* **Set task**
Copy out all of the material exactly as presented.

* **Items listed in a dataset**
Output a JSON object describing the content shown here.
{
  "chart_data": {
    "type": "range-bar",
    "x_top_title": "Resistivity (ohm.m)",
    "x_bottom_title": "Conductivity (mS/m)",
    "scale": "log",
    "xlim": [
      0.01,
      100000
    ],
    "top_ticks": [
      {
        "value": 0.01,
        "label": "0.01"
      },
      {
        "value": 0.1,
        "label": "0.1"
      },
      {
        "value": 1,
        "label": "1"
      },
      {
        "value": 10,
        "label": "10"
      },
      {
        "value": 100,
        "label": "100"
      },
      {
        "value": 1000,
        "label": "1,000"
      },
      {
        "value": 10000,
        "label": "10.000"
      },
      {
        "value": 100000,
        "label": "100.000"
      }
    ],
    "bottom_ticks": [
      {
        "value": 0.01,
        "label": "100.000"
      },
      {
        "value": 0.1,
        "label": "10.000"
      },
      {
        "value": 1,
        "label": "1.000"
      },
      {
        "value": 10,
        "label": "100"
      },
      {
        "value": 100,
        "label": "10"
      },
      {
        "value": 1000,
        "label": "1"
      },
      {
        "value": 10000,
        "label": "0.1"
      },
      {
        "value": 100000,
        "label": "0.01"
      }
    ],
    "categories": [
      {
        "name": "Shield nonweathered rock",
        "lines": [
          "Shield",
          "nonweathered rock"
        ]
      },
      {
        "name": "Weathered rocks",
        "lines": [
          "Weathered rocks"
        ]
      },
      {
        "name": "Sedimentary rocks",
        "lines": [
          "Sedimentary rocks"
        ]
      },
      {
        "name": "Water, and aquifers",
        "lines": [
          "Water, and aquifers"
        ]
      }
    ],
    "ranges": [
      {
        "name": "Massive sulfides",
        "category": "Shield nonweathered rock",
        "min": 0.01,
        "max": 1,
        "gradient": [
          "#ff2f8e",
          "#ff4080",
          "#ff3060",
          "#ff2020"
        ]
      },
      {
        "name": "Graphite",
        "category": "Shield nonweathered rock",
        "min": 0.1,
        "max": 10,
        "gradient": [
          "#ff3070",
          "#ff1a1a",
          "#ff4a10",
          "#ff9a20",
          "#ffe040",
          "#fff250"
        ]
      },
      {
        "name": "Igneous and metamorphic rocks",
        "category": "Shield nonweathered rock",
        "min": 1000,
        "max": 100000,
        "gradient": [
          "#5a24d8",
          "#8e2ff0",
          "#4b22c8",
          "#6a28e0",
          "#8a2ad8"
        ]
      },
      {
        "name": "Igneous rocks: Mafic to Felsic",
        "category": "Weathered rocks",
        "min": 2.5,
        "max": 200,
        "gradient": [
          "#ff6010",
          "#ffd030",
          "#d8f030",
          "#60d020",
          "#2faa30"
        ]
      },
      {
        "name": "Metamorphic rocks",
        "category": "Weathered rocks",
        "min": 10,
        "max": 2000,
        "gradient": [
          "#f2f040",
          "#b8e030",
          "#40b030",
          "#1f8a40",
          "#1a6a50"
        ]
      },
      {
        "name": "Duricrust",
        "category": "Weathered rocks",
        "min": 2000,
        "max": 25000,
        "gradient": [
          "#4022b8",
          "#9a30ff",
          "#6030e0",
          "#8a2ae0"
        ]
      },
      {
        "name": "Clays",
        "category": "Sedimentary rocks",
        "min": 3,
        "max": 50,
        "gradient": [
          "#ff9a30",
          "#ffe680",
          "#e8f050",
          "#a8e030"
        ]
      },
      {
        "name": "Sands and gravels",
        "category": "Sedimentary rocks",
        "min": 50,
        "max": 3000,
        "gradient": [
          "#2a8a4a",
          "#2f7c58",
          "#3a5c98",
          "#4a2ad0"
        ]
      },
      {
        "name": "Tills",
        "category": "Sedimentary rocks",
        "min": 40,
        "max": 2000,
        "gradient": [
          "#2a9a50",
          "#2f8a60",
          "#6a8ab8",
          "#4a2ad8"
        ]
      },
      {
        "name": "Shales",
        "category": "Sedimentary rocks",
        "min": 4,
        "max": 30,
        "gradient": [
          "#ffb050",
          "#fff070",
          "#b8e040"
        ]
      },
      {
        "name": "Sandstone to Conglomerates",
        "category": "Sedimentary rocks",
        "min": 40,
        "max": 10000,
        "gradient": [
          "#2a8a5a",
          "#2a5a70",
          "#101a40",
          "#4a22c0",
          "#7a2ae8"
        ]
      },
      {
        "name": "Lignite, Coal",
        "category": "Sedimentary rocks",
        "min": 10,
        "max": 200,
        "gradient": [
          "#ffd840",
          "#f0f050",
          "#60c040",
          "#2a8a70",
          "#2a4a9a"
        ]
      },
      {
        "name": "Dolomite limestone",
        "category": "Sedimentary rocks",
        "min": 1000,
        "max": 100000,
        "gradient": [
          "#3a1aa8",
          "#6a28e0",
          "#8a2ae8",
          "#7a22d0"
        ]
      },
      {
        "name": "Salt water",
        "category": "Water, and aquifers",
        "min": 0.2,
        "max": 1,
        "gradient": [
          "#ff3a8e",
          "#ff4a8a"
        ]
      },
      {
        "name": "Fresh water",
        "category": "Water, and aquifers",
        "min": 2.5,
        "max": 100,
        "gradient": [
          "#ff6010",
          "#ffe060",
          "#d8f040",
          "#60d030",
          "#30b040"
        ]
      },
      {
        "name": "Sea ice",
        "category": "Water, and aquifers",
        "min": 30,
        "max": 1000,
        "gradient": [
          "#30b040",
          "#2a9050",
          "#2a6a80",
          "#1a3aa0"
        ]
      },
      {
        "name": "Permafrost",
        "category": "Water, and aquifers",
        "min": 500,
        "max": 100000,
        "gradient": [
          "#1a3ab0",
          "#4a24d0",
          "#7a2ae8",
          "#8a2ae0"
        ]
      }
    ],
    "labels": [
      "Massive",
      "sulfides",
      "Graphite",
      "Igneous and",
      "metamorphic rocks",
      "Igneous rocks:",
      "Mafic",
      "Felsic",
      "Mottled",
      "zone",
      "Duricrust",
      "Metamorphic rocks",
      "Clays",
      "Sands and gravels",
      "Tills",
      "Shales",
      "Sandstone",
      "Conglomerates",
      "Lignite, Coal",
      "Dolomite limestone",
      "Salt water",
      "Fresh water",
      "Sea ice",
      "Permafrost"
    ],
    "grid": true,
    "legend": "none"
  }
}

* **Answer to this exercise**
Output a JSON object describing the content shown here.
{
  "chart_data": {
    "type": "range-bar",
    "x_top_title": "Resistivity (ohm.m)",
    "x_bottom_title": "Conductivity (mS/m)",
    "scale": "log",
    "xlim": [
      0.01,
      100000
    ],
    "top_ticks": [
      {
        "value": 0.01,
        "label": "0.01"
      },
      {
        "value": 0.1,
        "label": "0.1"
      },
      {
        "value": 1,
        "label": "1"
      },
      {
        "value": 10,
        "label": "10"
      },
      {
        "value": 100,
        "label": "100"
      },
      {
        "value": 1000,
        "label": "1,000"
      },
      {
        "value": 10000,
        "label": "10.000"
      },
      {
        "value": 100000,
        "label": "100.000"
      }
    ],
    "bottom_ticks": [
      {
        "value": 0.01,
        "label": "100.000"
      },
      {
        "value": 0.1,
        "label": "10.000"
      },
      {
        "value": 1,
        "label": "1.000"
      },
      {
        "value": 10,
        "label": "100"
      },
      {
        "value": 100,
        "label": "10"
      },
      {
        "value": 1000,
        "label": "1"
      },
      {
        "value": 10000,
        "label": "0.1"
      },
      {
        "value": 100000,
        "label": "0.01"
      }
    ],
    "categories": [
      {
        "name": "Shield nonweathered rock",
        "lines": [
          "Shield",
          "nonweathered rock"
        ]
      },
      {
        "name": "Weathered rocks",
        "lines": [
          "Weathered rocks"
        ]
      },
      {
        "name": "Sedimentary rocks",
        "lines": [
          "Sedimentary rocks"
        ]
      },
      {
        "name": "Water, and aquifers",
        "lines": [
          "Water, and aquifers"
        ]
      }
    ],
    "ranges": [
      {
        "name": "Massive sulfides",
        "category": "Shield nonweathered rock",
        "min": 0.01,
        "max": 1,
        "gradient": [
          "#ff2f8e",
          "#ff4080",
          "#ff3060",
          "#ff2020"
        ]
      },
      {
        "name": "Graphite",
        "category": "Shield nonweathered rock",
        "min": 0.1,
        "max": 10,
        "gradient": [
          "#ff3070",
          "#ff1a1a",
          "#ff4a10",
          "#ff9a20",
          "#ffe040",
          "#fff250"
        ]
      },
      {
        "name": "Igneous and metamorphic rocks",
        "category": "Shield nonweathered rock",
        "min": 1000,
        "max": 100000,
        "gradient": [
          "#5a24d8",
          "#8e2ff0",
          "#4b22c8",
          "#6a28e0",
          "#8a2ad8"
        ]
      },
      {
        "name": "Igneous rocks: Mafic to Felsic",
        "category": "Weathered rocks",
        "min": 2.5,
        "max": 200,
        "gradient": [
          "#ff6010",
          "#ffd030",
          "#d8f030",
          "#60d020",
          "#2faa30"
        ]
      },
      {
        "name": "Metamorphic rocks",
        "category": "Weathered rocks",
        "min": 10,
        "max": 2000,
        "gradient": [
          "#f2f040",
          "#b8e030",
          "#40b030",
          "#1f8a40",
          "#1a6a50"
        ]
      },
      {
        "name": "Duricrust",
        "category": "Weathered rocks",
        "min": 2000,
        "max": 25000,
        "gradient": [
          "#4022b8",
          "#9a30ff",
          "#6030e0",
          "#8a2ae0"
        ]
      },
      {
        "name": "Clays",
        "category": "Sedimentary rocks",
        "min": 3,
        "max": 50,
        "gradient": [
          "#ff9a30",
          "#ffe680",
          "#e8f050",
          "#a8e030"
        ]
      },
      {
        "name": "Sands and gravels",
        "category": "Sedimentary rocks",
        "min": 50,
        "max": 3000,
        "gradient": [
          "#2a8a4a",
          "#2f7c58",
          "#3a5c98",
          "#4a2ad0"
        ]
      },
      {
        "name": "Tills",
        "category": "Sedimentary rocks",
        "min": 40,
        "max": 2000,
        "gradient": [
          "#2a9a50",
          "#2f8a60",
          "#6a8ab8",
          "#4a2ad8"
        ]
      },
      {
        "name": "Shales",
        "category": "Sedimentary rocks",
        "min": 4,
        "max": 30,
        "gradient": [
          "#ffb050",
          "#fff070",
          "#b8e040"
        ]
      },
      {
        "name": "Sandstone to Conglomerates",
        "category": "Sedimentary rocks",
        "min": 40,
        "max": 10000,
        "gradient": [
          "#2a8a5a",
          "#2a5a70",
          "#101a40",
          "#4a22c0",
          "#7a2ae8"
        ]
      },
      {
        "name": "Lignite, Coal",
        "category": "Sedimentary rocks",
        "min": 10,
        "max": 200,
        "gradient": [
          "#ffd840",
          "#f0f050",
          "#60c040",
          "#2a8a70",
          "#2a4a9a"
        ]
      },
      {
        "name": "Dolomite limestone",
        "category": "Sedimentary rocks",
        "min": 1000,
        "max": 100000,
        "gradient": [
          "#3a1aa8",
          "#6a28e0",
          "#8a2ae8",
          "#7a22d0"
        ]
      },
      {
        "name": "Salt water",
        "category": "Water, and aquifers",
        "min": 0.2,
        "max": 1,
        "gradient": [
          "#ff3a8e",
          "#ff4a8a"
        ]
      },
      {
        "name": "Fresh water",
        "category": "Water, and aquifers",
        "min": 2.5,
        "max": 100,
        "gradient": [
          "#ff6010",
          "#ffe060",
          "#d8f040",
          "#60d030",
          "#30b040"
        ]
      },
      {
        "name": "Sea ice",
        "category": "Water, and aquifers",
        "min": 30,
        "max": 1000,
        "gradient": [
          "#30b040",
          "#2a9050",
          "#2a6a80",
          "#1a3aa0"
        ]
      },
      {
        "name": "Permafrost",
        "category": "Water, and aquifers",
        "min": 500,
        "max": 100000,
        "gradient": [
          "#1a3ab0",
          "#4a24d0",
          "#7a2ae8",
          "#8a2ae0"
        ]
      }
    ],
    "labels": [
      "Massive",
      "sulfides",
      "Graphite",
      "Igneous and",
      "metamorphic rocks",
      "Igneous rocks:",
      "Mafic",
      "Felsic",
      "Mottled",
      "zone",
      "Duricrust",
      "Metamorphic rocks",
      "Clays",
      "Sands and gravels",
      "Tills",
      "Shales",
      "Sandstone",
      "Conglomerates",
      "Lignite, Coal",
      "Dolomite limestone",
      "Salt water",
      "Fresh water",
      "Sea ice",
      "Permafrost"
    ],
    "grid": true,
    "legend": "none"
  }
}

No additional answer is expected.